WHAT THE EXERCISE ASKS. Give only the number of lines that include the string "আলমগ".

(Collected data)

※ ※ ※

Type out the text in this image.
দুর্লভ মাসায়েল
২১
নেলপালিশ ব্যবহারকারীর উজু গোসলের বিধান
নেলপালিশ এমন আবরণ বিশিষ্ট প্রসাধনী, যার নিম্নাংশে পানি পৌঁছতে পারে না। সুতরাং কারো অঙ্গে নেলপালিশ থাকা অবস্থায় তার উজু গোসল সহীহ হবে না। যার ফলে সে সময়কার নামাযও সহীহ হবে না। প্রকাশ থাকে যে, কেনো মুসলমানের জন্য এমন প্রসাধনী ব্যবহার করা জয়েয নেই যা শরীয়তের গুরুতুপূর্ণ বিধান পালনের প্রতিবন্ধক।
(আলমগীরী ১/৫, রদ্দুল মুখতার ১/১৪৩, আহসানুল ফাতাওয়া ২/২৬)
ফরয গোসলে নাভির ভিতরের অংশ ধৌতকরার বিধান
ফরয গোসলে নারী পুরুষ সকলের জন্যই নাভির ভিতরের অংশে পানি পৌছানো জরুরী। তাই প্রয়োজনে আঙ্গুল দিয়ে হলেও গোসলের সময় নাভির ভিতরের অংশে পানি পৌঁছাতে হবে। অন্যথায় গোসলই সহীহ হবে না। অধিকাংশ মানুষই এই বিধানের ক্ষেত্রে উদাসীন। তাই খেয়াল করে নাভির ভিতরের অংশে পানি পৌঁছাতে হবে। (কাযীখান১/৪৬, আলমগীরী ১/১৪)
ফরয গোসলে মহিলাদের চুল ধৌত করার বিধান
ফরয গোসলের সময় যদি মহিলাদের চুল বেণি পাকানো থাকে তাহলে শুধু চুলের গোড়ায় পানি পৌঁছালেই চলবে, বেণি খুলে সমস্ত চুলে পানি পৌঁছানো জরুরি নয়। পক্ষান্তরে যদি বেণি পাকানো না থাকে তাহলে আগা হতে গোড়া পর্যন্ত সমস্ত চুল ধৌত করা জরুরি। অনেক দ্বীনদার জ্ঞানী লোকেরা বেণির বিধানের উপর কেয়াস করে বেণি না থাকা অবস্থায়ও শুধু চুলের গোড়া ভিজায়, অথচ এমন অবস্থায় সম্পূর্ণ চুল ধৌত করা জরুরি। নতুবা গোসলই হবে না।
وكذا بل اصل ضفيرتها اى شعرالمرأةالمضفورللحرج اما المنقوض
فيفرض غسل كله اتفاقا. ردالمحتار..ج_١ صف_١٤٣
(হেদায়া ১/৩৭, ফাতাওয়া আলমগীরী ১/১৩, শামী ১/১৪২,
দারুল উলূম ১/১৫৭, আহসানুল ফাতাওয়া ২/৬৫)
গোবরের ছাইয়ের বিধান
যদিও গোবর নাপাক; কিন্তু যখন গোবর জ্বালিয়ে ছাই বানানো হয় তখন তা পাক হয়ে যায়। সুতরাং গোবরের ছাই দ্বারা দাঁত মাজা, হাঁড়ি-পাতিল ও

※ ※ ※

WRITTEN ANSWER. 3